Figure content listings:
----
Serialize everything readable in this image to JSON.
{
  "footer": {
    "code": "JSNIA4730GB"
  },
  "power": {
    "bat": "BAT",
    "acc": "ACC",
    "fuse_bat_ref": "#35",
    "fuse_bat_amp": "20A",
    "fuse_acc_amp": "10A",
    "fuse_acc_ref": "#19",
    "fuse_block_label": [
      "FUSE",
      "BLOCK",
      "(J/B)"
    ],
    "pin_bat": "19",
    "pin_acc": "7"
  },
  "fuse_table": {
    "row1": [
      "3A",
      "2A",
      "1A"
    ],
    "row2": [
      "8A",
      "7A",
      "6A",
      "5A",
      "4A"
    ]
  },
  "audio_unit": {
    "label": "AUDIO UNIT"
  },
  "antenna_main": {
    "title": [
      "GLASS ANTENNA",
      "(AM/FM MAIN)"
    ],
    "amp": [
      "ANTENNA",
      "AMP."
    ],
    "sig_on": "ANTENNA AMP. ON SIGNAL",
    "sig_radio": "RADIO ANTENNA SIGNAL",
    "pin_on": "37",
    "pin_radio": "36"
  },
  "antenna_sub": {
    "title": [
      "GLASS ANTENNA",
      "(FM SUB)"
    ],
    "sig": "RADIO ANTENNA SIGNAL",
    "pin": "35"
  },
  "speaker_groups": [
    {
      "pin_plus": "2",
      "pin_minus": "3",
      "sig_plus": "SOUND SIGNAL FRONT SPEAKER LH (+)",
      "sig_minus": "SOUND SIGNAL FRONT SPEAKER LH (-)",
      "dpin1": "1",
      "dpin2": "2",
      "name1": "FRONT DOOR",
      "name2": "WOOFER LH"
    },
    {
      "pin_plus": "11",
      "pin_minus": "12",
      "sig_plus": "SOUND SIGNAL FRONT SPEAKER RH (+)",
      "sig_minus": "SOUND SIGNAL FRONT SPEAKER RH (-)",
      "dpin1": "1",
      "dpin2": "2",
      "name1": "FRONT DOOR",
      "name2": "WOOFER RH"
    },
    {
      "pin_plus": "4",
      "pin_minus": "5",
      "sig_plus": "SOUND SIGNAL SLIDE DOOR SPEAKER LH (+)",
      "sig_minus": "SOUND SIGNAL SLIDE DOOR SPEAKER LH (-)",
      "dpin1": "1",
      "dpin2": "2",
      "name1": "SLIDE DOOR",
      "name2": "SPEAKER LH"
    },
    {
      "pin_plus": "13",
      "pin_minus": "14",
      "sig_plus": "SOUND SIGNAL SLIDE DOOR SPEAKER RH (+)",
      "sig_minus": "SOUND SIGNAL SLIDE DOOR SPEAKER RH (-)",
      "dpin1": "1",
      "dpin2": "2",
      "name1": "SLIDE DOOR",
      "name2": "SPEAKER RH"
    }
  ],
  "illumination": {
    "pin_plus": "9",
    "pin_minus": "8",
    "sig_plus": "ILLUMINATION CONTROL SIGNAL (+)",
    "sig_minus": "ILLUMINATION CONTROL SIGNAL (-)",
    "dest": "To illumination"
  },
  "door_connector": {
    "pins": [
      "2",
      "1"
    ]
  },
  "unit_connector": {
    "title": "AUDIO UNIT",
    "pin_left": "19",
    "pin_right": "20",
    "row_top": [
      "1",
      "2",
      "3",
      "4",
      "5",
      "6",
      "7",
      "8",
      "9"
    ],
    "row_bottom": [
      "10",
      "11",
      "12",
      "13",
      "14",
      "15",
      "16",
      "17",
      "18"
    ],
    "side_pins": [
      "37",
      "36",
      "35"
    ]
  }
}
----
### Written instruction:
Only the number is wanted: count the lines of the records that hold the word "FRONT".

### Result for this task:
6